- **Written instruction**
Take the records underneath and set them down exactly.

- **Source records**

## start

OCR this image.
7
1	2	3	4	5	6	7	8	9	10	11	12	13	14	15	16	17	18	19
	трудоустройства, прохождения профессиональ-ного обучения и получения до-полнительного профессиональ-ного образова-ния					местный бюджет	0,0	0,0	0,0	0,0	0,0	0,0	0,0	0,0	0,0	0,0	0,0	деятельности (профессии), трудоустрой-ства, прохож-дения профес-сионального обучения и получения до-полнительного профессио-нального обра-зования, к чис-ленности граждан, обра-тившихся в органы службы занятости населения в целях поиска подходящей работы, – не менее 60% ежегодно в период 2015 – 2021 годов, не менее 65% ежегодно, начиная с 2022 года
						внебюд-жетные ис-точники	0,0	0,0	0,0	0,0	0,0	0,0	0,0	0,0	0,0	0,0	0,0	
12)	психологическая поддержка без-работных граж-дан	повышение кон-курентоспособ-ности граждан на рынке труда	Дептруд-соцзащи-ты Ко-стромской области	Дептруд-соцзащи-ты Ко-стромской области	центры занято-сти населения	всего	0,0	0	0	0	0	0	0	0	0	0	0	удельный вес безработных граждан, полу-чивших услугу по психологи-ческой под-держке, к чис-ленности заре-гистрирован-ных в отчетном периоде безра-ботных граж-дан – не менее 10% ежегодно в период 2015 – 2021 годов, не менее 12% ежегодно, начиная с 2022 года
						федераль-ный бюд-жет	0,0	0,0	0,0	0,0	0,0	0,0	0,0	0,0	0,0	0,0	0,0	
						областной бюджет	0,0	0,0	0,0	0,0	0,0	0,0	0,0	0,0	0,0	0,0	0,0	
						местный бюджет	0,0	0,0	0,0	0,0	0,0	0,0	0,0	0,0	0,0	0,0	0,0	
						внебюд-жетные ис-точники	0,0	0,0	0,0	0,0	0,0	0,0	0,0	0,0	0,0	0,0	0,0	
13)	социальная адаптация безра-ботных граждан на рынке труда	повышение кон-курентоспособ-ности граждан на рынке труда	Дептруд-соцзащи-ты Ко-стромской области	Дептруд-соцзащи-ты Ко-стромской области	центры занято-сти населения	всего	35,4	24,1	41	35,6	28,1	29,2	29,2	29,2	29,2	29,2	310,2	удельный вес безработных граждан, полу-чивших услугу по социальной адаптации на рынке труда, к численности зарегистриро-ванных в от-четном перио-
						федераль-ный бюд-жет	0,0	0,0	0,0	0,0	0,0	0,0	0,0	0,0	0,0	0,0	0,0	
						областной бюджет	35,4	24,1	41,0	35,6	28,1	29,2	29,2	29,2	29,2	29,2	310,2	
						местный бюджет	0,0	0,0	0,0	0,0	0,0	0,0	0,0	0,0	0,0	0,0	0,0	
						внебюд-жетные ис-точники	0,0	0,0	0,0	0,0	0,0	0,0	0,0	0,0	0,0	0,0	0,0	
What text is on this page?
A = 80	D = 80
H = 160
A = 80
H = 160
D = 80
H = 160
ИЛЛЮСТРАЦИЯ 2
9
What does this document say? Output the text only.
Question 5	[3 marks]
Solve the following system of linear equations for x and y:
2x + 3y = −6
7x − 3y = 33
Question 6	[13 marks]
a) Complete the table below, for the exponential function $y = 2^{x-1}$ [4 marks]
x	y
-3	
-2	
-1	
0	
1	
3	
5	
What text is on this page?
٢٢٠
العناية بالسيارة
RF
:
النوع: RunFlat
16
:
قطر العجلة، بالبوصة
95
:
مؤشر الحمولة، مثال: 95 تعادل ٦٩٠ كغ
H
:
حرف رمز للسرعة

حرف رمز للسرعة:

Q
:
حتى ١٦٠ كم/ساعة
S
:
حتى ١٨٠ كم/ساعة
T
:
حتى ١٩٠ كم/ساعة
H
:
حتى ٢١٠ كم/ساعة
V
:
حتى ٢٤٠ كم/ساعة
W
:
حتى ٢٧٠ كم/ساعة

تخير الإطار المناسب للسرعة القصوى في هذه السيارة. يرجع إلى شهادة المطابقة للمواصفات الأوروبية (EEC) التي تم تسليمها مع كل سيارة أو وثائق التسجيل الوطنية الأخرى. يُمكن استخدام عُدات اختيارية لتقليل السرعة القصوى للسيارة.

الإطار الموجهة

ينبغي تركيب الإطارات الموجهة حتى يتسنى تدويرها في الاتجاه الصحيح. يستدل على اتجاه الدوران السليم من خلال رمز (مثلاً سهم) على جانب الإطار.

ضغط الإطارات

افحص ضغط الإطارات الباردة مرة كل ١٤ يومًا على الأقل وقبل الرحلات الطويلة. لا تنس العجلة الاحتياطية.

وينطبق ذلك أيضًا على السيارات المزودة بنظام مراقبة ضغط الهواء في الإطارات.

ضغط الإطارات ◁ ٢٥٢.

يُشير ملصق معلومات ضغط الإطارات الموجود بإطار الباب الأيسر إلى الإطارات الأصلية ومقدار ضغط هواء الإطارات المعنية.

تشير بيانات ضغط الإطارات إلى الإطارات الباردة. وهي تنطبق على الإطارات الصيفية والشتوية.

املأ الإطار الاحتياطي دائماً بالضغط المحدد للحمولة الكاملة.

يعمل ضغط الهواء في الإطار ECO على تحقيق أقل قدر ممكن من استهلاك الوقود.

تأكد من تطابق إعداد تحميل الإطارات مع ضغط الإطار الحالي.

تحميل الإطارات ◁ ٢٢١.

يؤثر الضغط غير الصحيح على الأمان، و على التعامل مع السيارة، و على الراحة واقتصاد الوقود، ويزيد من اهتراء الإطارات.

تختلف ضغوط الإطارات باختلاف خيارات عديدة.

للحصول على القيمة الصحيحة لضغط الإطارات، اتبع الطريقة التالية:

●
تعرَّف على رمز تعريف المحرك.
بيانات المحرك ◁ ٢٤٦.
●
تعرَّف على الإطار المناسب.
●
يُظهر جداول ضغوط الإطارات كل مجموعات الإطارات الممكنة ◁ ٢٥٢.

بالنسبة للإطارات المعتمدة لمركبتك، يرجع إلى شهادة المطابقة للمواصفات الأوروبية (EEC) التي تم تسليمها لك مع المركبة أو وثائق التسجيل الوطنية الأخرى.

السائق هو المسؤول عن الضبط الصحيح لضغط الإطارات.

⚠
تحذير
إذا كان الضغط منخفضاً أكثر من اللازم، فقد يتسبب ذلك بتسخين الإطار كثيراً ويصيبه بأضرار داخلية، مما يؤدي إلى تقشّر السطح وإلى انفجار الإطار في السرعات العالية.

## end

- **Solved problem**
OCR this image.
7
1	2	3	4	5	6	7	8	9	10	11	12	13	14	15	16	17	18	19
	трудоустройства, прохождения профессиональ-ного обучения и получения до-полнительного профессиональ-ного образова-ния					местный бюджет	0,0	0,0	0,0	0,0	0,0	0,0	0,0	0,0	0,0	0,0	0,0	деятельности (профессии), трудоустрой-ства, прохож-дения профес-сионального обучения и получения до-полнительного профессио-нального обра-зования, к чис-ленности граждан, обра-тившихся в органы службы занятости населения в целях поиска подходящей работы, – не менее 60% ежегодно в период 2015 – 2021 годов, не менее 65% ежегодно, начиная с 2022 года
						внебюд-жетные ис-точники	0,0	0,0	0,0	0,0	0,0	0,0	0,0	0,0	0,0	0,0	0,0	
12)	психологическая поддержка без-работных граж-дан	повышение кон-курентоспособ-ности граждан на рынке труда	Дептруд-соцзащи-ты Ко-стромской области	Дептруд-соцзащи-ты Ко-стромской области	центры занято-сти населения	всего	0,0	0	0	0	0	0	0	0	0	0	0	удельный вес безработных граждан, полу-чивших услугу по психологи-ческой под-держке, к чис-ленности заре-гистрирован-ных в отчетном периоде безра-ботных граж-дан – не менее 10% ежегодно в период 2015 – 2021 годов, не менее 12% ежегодно, начиная с 2022 года
						федераль-ный бюд-жет	0,0	0,0	0,0	0,0	0,0	0,0	0,0	0,0	0,0	0,0	0,0	
						областной бюджет	0,0	0,0	0,0	0,0	0,0	0,0	0,0	0,0	0,0	0,0	0,0	
						местный бюджет	0,0	0,0	0,0	0,0	0,0	0,0	0,0	0,0	0,0	0,0	0,0	
						внебюд-жетные ис-точники	0,0	0,0	0,0	0,0	0,0	0,0	0,0	0,0	0,0	0,0	0,0	
13)	социальная адаптация безра-ботных граждан на рынке труда	повышение кон-курентоспособ-ности граждан на рынке труда	Дептруд-соцзащи-ты Ко-стромской области	Дептруд-соцзащи-ты Ко-стромской области	центры занято-сти населения	всего	35,4	24,1	41	35,6	28,1	29,2	29,2	29,2	29,2	29,2	310,2	удельный вес безработных граждан, полу-чивших услугу по социальной адаптации на рынке труда, к численности зарегистриро-ванных в от-четном перио-
						федераль-ный бюд-жет	0,0	0,0	0,0	0,0	0,0	0,0	0,0	0,0	0,0	0,0	0,0	
						областной бюджет	35,4	24,1	41,0	35,6	28,1	29,2	29,2	29,2	29,2	29,2	310,2	
						местный бюджет	0,0	0,0	0,0	0,0	0,0	0,0	0,0	0,0	0,0	0,0	0,0	
						внебюд-жетные ис-точники	0,0	0,0	0,0	0,0	0,0	0,0	0,0	0,0	0,0	0,0	0,0	
What text is on this page?
A = 80	D = 80
H = 160
A = 80
H = 160
D = 80
H = 160
ИЛЛЮСТРАЦИЯ 2
9
What does this document say? Output the text only.
Question 5	[3 marks]
Solve the following system of linear equations for x and y:
2x + 3y = −6
7x − 3y = 33
Question 6	[13 marks]
a) Complete the table below, for the exponential function $y = 2^{x-1}$ [4 marks]
x	y
-3	
-2	
-1	
0	
1	
3	
5	
What text is on this page?
٢٢٠
العناية بالسيارة
RF
:
النوع: RunFlat
16
:
قطر العجلة، بالبوصة
95
:
مؤشر الحمولة، مثال: 95 تعادل ٦٩٠ كغ
H
:
حرف رمز للسرعة

حرف رمز للسرعة:

Q
:
حتى ١٦٠ كم/ساعة
S
:
حتى ١٨٠ كم/ساعة
T
:
حتى ١٩٠ كم/ساعة
H
:
حتى ٢١٠ كم/ساعة
V
:
حتى ٢٤٠ كم/ساعة
W
:
حتى ٢٧٠ كم/ساعة

تخير الإطار المناسب للسرعة القصوى في هذه السيارة. يرجع إلى شهادة المطابقة للمواصفات الأوروبية (EEC) التي تم تسليمها مع كل سيارة أو وثائق التسجيل الوطنية الأخرى. يُمكن استخدام عُدات اختيارية لتقليل السرعة القصوى للسيارة.

الإطار الموجهة

ينبغي تركيب الإطارات الموجهة حتى يتسنى تدويرها في الاتجاه الصحيح. يستدل على اتجاه الدوران السليم من خلال رمز (مثلاً سهم) على جانب الإطار.

ضغط الإطارات

افحص ضغط الإطارات الباردة مرة كل ١٤ يومًا على الأقل وقبل الرحلات الطويلة. لا تنس العجلة الاحتياطية.

وينطبق ذلك أيضًا على السيارات المزودة بنظام مراقبة ضغط الهواء في الإطارات.

ضغط الإطارات ◁ ٢٥٢.

يُشير ملصق معلومات ضغط الإطارات الموجود بإطار الباب الأيسر إلى الإطارات الأصلية ومقدار ضغط هواء الإطارات المعنية.

تشير بيانات ضغط الإطارات إلى الإطارات الباردة. وهي تنطبق على الإطارات الصيفية والشتوية.

املأ الإطار الاحتياطي دائماً بالضغط المحدد للحمولة الكاملة.

يعمل ضغط الهواء في الإطار ECO على تحقيق أقل قدر ممكن من استهلاك الوقود.

تأكد من تطابق إعداد تحميل الإطارات مع ضغط الإطار الحالي.

تحميل الإطارات ◁ ٢٢١.

يؤثر الضغط غير الصحيح على الأمان، و على التعامل مع السيارة، و على الراحة واقتصاد الوقود، ويزيد من اهتراء الإطارات.

تختلف ضغوط الإطارات باختلاف خيارات عديدة.

للحصول على القيمة الصحيحة لضغط الإطارات، اتبع الطريقة التالية:

●
تعرَّف على رمز تعريف المحرك.
بيانات المحرك ◁ ٢٤٦.
●
تعرَّف على الإطار المناسب.
●
يُظهر جداول ضغوط الإطارات كل مجموعات الإطارات الممكنة ◁ ٢٥٢.

بالنسبة للإطارات المعتمدة لمركبتك، يرجع إلى شهادة المطابقة للمواصفات الأوروبية (EEC) التي تم تسليمها لك مع المركبة أو وثائق التسجيل الوطنية الأخرى.

السائق هو المسؤول عن الضبط الصحيح لضغط الإطارات.

⚠
تحذير
إذا كان الضغط منخفضاً أكثر من اللازم، فقد يتسبب ذلك بتسخين الإطار كثيراً ويصيبه بأضرار داخلية، مما يؤدي إلى تقشّر السطح وإلى انفجار الإطار في السرعات العالية.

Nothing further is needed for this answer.